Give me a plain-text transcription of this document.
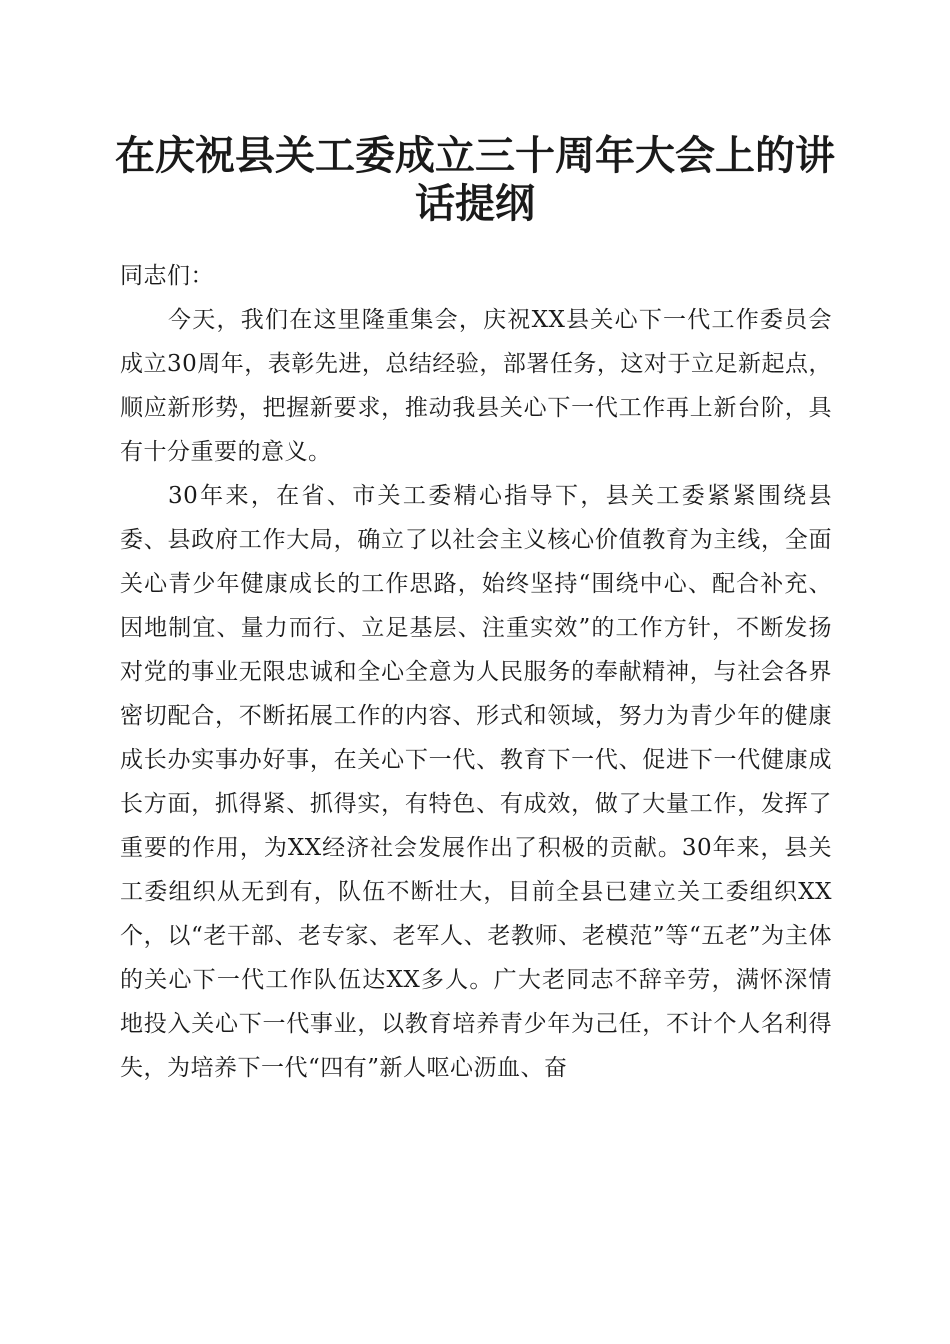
在庆祝县关工委成立三十周年大会上的讲话提纲

同志们：

今天，我们在这里隆重集会，庆祝XX县关心下一代工作委员会成立30周年，表彰先进，总结经验，部署任务，这对于立足新起点，顺应新形势，把握新要求，推动我县关心下一代工作再上新台阶，具有十分重要的意义。

30年来，在省、市关工委精心指导下，县关工委紧紧围绕县委、县政府工作大局，确立了以社会主义核心价值教育为主线，全面关心青少年健康成长的工作思路，始终坚持“围绕中心、配合补充、因地制宜、量力而行、立足基层、注重实效”的工作方针，不断发扬对党的事业无限忠诚和全心全意为人民服务的奉献精神，与社会各界密切配合，不断拓展工作的内容、形式和领域，努力为青少年的健康成长办实事办好事，在关心下一代、教育下一代、促进下一代健康成长方面，抓得紧、抓得实，有特色、有成效，做了大量工作，发挥了重要的作用，为XX经济社会发展作出了积极的贡献。30年来，县关工委组织从无到有，队伍不断壮大，目前全县已建立关工委组织XX个，以“老干部、老专家、老军人、老教师、老模范”等“五老”为主体的关心下一代工作队伍达XX多人。广大老同志不辞辛劳，满怀深情地投入关心下一代事业，以教育培养青少年为己任，不计个人名利得失，为培养下一代“四有”新人呕心沥血、奋
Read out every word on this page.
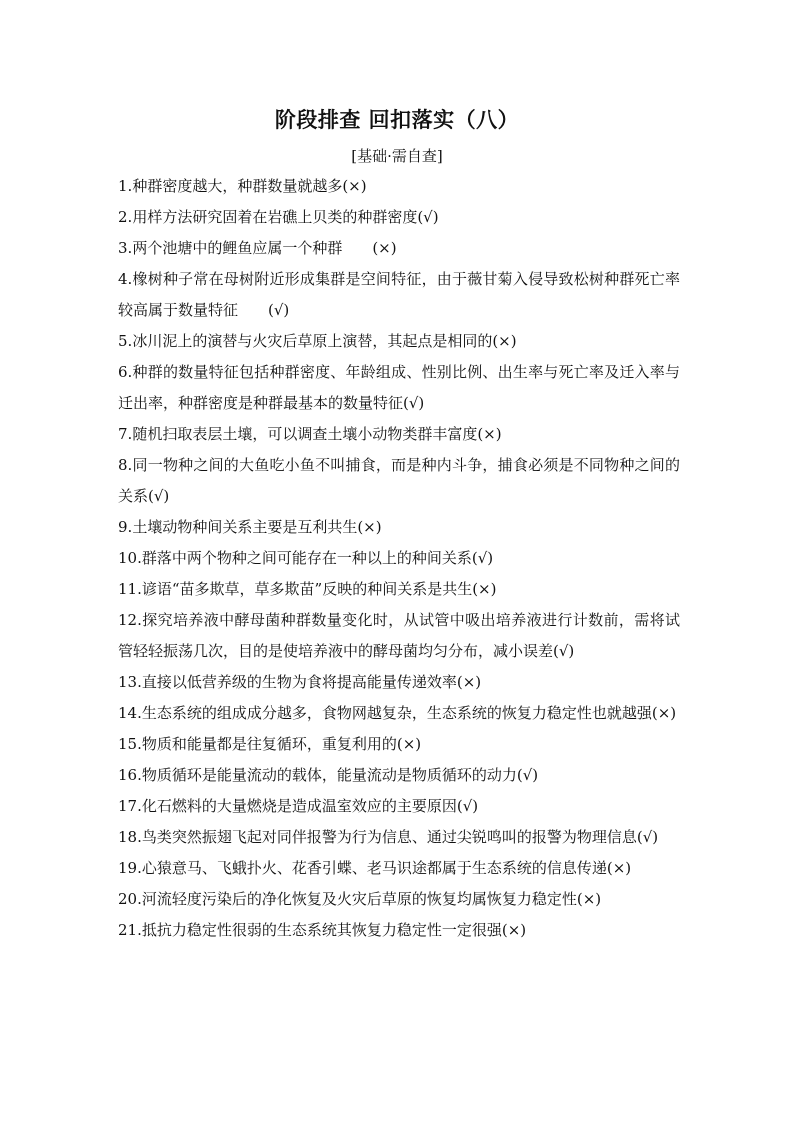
阶段排查 回扣落实（八）
[基础·需自查]
1.种群密度越大，种群数量就越多(×)
2.用样方法研究固着在岩礁上贝类的种群密度(√)
3.两个池塘中的鲤鱼应属一个种群 (×)
4.橡树种子常在母树附近形成集群是空间特征，由于薇甘菊入侵导致松树种群死亡率较高属于数量特征 (√)
5.冰川泥上的演替与火灾后草原上演替，其起点是相同的(×)
6.种群的数量特征包括种群密度、年龄组成、性别比例、出生率与死亡率及迁入率与迁出率，种群密度是种群最基本的数量特征(√)
7.随机扫取表层土壤，可以调查土壤小动物类群丰富度(×)
8.同一物种之间的大鱼吃小鱼不叫捕食，而是种内斗争，捕食必须是不同物种之间的关系(√)
9.土壤动物种间关系主要是互利共生(×)
10.群落中两个物种之间可能存在一种以上的种间关系(√)
11.谚语“苗多欺草，草多欺苗”反映的种间关系是共生(×)
12.探究培养液中酵母菌种群数量变化时，从试管中吸出培养液进行计数前，需将试管轻轻振荡几次，目的是使培养液中的酵母菌均匀分布，减小误差(√)
13.直接以低营养级的生物为食将提高能量传递效率(×)
14.生态系统的组成成分越多，食物网越复杂，生态系统的恢复力稳定性也就越强(×)
15.物质和能量都是往复循环，重复利用的(×)
16.物质循环是能量流动的载体，能量流动是物质循环的动力(√)
17.化石燃料的大量燃烧是造成温室效应的主要原因(√)
18.鸟类突然振翅飞起对同伴报警为行为信息、通过尖锐鸣叫的报警为物理信息(√)
19.心猿意马、飞蛾扑火、花香引蝶、老马识途都属于生态系统的信息传递(×)
20.河流轻度污染后的净化恢复及火灾后草原的恢复均属恢复力稳定性(×)
21.抵抗力稳定性很弱的生态系统其恢复力稳定性一定很强(×)
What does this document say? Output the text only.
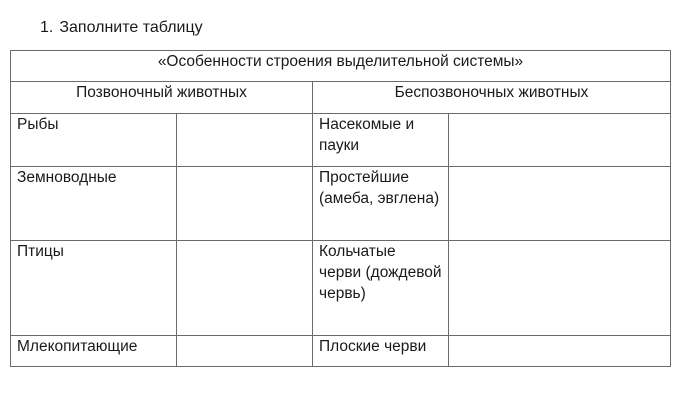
1. Заполните таблицу
«Особенности строения выделительной системы»			
Позвоночный животных		Беспозвоночных животных	
Рыбы		Насекомые и пауки	
Земноводные		Простейшие (амеба, эвглена)	
Птицы		Кольчатые черви (дождевой червь)	
Млекопитающие		Плоские черви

===============

State only the number of lines in these entries that contain "this".

3